* **What to do**: Transcribe the records that follow. Keep every word exactly, and drop the pictures.
── Records shown
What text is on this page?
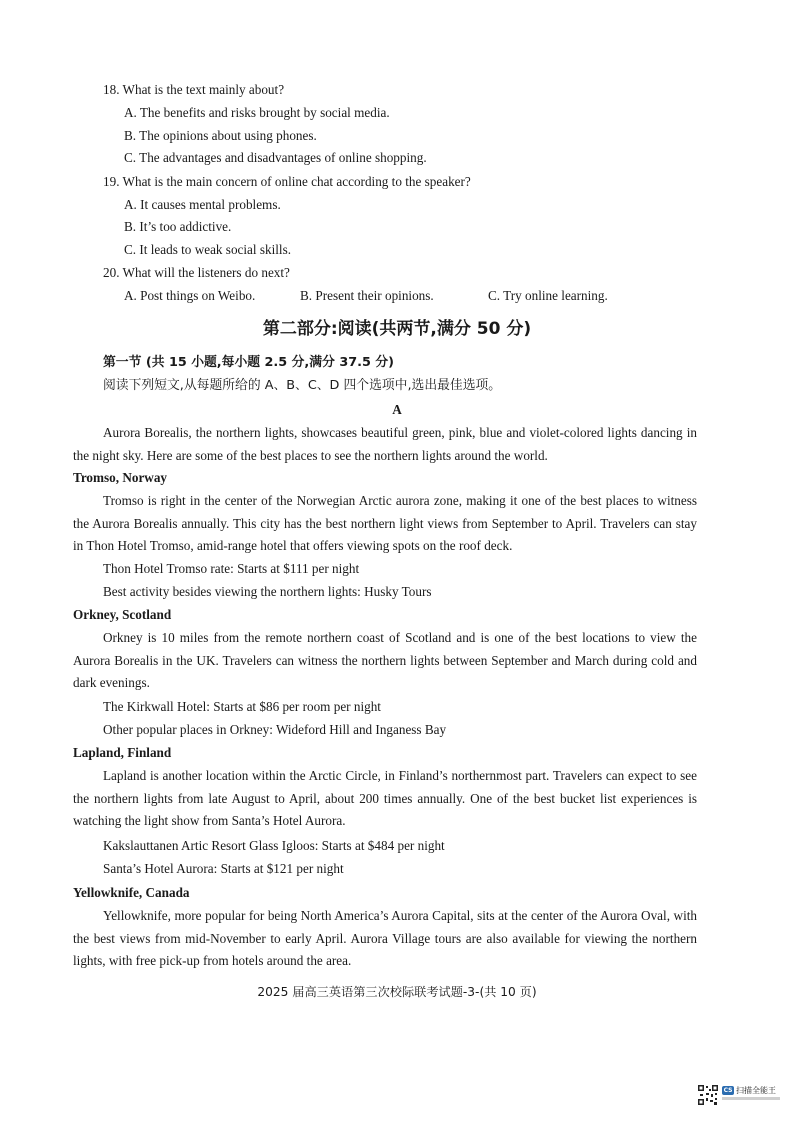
18. What is the text mainly about?
A. The benefits and risks brought by social media.
B. The opinions about using phones.
C. The advantages and disadvantages of online shopping.
19. What is the main concern of online chat according to the speaker?
A. It causes mental problems.
B. It’s too addictive.
C. It leads to weak social skills.
20. What will the listeners do next?
A. Post things on Weibo.	B. Present their opinions.	C. Try online learning.
第二部分:阅读(共两节,满分 50 分)
第一节 (共 15 小题,每小题 2.5 分,满分 37.5 分)
阅读下列短文,从每题所给的 A、B、C、D 四个选项中,选出最佳选项。
A
Aurora Borealis, the northern lights, showcases beautiful green, pink, blue and violet-colored lights dancing in the night sky. Here are some of the best places to see the northern lights around the world.
Tromso, Norway
Tromso is right in the center of the Norwegian Arctic aurora zone, making it one of the best places to witness the Aurora Borealis annually. This city has the best northern light views from September to April. Travelers can stay in Thon Hotel Tromso, amid-range hotel that offers viewing spots on the roof deck.
Thon Hotel Tromso rate: Starts at $111 per night
Best activity besides viewing the northern lights: Husky Tours
Orkney, Scotland
Orkney is 10 miles from the remote northern coast of Scotland and is one of the best locations to view the Aurora Borealis in the UK. Travelers can witness the northern lights between September and March during cold and dark evenings.
The Kirkwall Hotel: Starts at $86 per room per night
Other popular places in Orkney: Wideford Hill and Inganess Bay
Lapland, Finland
Lapland is another location within the Arctic Circle, in Finland’s northernmost part. Travelers can expect to see the northern lights from late August to April, about 200 times annually. One of the best bucket list experiences is watching the light show from Santa’s Hotel Aurora.
Kakslauttanen Artic Resort Glass Igloos: Starts at $484 per night
Santa’s Hotel Aurora: Starts at $121 per night
Yellowknife, Canada
Yellowknife, more popular for being North America’s Aurora Capital, sits at the center of the Aurora Oval, with the best views from mid-November to early April. Aurora Village tours are also available for viewing the northern lights, with free pick-up from hotels around the area.
2025 届高三英语第三次校际联考试题-3-(共 10 页)
CS 扫描全能王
────
* **Solution to the problem**:
What text is on this page?
18. What is the text mainly about?
A. The benefits and risks brought by social media.
B. The opinions about using phones.
C. The advantages and disadvantages of online shopping.
19. What is the main concern of online chat according to the speaker?
A. It causes mental problems.
B. It’s too addictive.
C. It leads to weak social skills.
20. What will the listeners do next?
A. Post things on Weibo.	B. Present their opinions.	C. Try online learning.
第二部分:阅读(共两节,满分 50 分)
第一节 (共 15 小题,每小题 2.5 分,满分 37.5 分)
阅读下列短文,从每题所给的 A、B、C、D 四个选项中,选出最佳选项。
A
Aurora Borealis, the northern lights, showcases beautiful green, pink, blue and violet-colored lights dancing in the night sky. Here are some of the best places to see the northern lights around the world.
Tromso, Norway
Tromso is right in the center of the Norwegian Arctic aurora zone, making it one of the best places to witness the Aurora Borealis annually. This city has the best northern light views from September to April. Travelers can stay in Thon Hotel Tromso, amid-range hotel that offers viewing spots on the roof deck.
Thon Hotel Tromso rate: Starts at $111 per night
Best activity besides viewing the northern lights: Husky Tours
Orkney, Scotland
Orkney is 10 miles from the remote northern coast of Scotland and is one of the best locations to view the Aurora Borealis in the UK. Travelers can witness the northern lights between September and March during cold and dark evenings.
The Kirkwall Hotel: Starts at $86 per room per night
Other popular places in Orkney: Wideford Hill and Inganess Bay
Lapland, Finland
Lapland is another location within the Arctic Circle, in Finland’s northernmost part. Travelers can expect to see the northern lights from late August to April, about 200 times annually. One of the best bucket list experiences is watching the light show from Santa’s Hotel Aurora.
Kakslauttanen Artic Resort Glass Igloos: Starts at $484 per night
Santa’s Hotel Aurora: Starts at $121 per night
Yellowknife, Canada
Yellowknife, more popular for being North America’s Aurora Capital, sits at the center of the Aurora Oval, with the best views from mid-November to early April. Aurora Village tours are also available for viewing the northern lights, with free pick-up from hotels around the area.
2025 届高三英语第三次校际联考试题-3-(共 10 页)
CS 扫描全能王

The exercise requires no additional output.